- Supplied data -
--------
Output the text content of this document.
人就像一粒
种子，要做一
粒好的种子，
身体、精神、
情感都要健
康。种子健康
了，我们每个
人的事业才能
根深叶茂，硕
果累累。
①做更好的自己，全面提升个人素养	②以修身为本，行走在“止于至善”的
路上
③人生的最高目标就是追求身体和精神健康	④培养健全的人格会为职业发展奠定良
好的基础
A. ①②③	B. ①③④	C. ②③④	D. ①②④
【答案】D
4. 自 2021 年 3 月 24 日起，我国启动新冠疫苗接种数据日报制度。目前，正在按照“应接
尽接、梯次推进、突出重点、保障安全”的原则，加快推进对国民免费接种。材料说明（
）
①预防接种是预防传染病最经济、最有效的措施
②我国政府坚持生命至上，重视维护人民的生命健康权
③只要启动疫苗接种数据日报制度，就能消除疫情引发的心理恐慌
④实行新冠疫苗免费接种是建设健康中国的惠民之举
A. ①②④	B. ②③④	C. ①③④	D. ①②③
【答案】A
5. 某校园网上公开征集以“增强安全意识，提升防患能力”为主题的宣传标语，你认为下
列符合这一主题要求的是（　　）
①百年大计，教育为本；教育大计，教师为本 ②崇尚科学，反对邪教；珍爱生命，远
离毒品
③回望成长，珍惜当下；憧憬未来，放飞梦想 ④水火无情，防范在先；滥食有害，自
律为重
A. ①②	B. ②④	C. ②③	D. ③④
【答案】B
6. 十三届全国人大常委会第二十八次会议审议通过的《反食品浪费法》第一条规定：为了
--------
- Challenge -
Copy out every line of the data above, exactly as given.

- Written solution -
Output the text content of this document.
人就像一粒
种子，要做一
粒好的种子，
身体、精神、
情感都要健
康。种子健康
了，我们每个
人的事业才能
根深叶茂，硕
果累累。
①做更好的自己，全面提升个人素养	②以修身为本，行走在“止于至善”的
路上
③人生的最高目标就是追求身体和精神健康	④培养健全的人格会为职业发展奠定良
好的基础
A. ①②③	B. ①③④	C. ②③④	D. ①②④
【答案】D
4. 自 2021 年 3 月 24 日起，我国启动新冠疫苗接种数据日报制度。目前，正在按照“应接
尽接、梯次推进、突出重点、保障安全”的原则，加快推进对国民免费接种。材料说明（
）
①预防接种是预防传染病最经济、最有效的措施
②我国政府坚持生命至上，重视维护人民的生命健康权
③只要启动疫苗接种数据日报制度，就能消除疫情引发的心理恐慌
④实行新冠疫苗免费接种是建设健康中国的惠民之举
A. ①②④	B. ②③④	C. ①③④	D. ①②③
【答案】A
5. 某校园网上公开征集以“增强安全意识，提升防患能力”为主题的宣传标语，你认为下
列符合这一主题要求的是（　　）
①百年大计，教育为本；教育大计，教师为本 ②崇尚科学，反对邪教；珍爱生命，远
离毒品
③回望成长，珍惜当下；憧憬未来，放飞梦想 ④水火无情，防范在先；滥食有害，自
律为重
A. ①②	B. ②④	C. ②③	D. ③④
【答案】B
6. 十三届全国人大常委会第二十八次会议审议通过的《反食品浪费法》第一条规定：为了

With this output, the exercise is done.